Work instructions:
Every entry here needs to be repeated exactly.

[Start of Input rows]

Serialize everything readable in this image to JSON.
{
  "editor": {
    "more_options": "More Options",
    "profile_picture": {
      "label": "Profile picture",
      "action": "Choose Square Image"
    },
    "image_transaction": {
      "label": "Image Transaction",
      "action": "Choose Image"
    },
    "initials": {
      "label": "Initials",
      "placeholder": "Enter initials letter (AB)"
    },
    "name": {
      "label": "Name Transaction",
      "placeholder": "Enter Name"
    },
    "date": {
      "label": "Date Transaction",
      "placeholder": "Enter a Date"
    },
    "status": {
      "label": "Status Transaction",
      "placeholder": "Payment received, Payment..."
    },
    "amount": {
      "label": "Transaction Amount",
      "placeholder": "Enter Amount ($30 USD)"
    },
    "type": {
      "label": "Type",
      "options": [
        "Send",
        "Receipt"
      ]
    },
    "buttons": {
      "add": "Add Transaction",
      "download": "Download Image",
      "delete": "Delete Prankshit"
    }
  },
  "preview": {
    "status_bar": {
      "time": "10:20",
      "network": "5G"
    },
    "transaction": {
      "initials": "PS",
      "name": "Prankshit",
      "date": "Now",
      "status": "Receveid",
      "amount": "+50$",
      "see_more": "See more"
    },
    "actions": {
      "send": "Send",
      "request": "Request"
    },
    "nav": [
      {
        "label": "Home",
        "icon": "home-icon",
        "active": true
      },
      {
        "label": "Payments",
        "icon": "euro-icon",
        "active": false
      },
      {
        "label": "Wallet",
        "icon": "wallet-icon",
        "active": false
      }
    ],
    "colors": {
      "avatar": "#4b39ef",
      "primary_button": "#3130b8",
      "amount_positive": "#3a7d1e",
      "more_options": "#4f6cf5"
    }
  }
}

[End of Input rows]

Result:
Serialize everything readable in this image to JSON.
{
  "editor": {
    "more_options": "More Options",
    "profile_picture": {
      "label": "Profile picture",
      "action": "Choose Square Image"
    },
    "image_transaction": {
      "label": "Image Transaction",
      "action": "Choose Image"
    },
    "initials": {
      "label": "Initials",
      "placeholder": "Enter initials letter (AB)"
    },
    "name": {
      "label": "Name Transaction",
      "placeholder": "Enter Name"
    },
    "date": {
      "label": "Date Transaction",
      "placeholder": "Enter a Date"
    },
    "status": {
      "label": "Status Transaction",
      "placeholder": "Payment received, Payment..."
    },
    "amount": {
      "label": "Transaction Amount",
      "placeholder": "Enter Amount ($30 USD)"
    },
    "type": {
      "label": "Type",
      "options": [
        "Send",
        "Receipt"
      ]
    },
    "buttons": {
      "add": "Add Transaction",
      "download": "Download Image",
      "delete": "Delete Prankshit"
    }
  },
  "preview": {
    "status_bar": {
      "time": "10:20",
      "network": "5G"
    },
    "transaction": {
      "initials": "PS",
      "name": "Prankshit",
      "date": "Now",
      "status": "Receveid",
      "amount": "+50$",
      "see_more": "See more"
    },
    "actions": {
      "send": "Send",
      "request": "Request"
    },
    "nav": [
      {
        "label": "Home",
        "icon": "home-icon",
        "active": true
      },
      {
        "label": "Payments",
        "icon": "euro-icon",
        "active": false
      },
      {
        "label": "Wallet",
        "icon": "wallet-icon",
        "active": false
      }
    ],
    "colors": {
      "avatar": "#4b39ef",
      "primary_button": "#3130b8",
      "amount_positive": "#3a7d1e",
      "more_options": "#4f6cf5"
    }
  }
}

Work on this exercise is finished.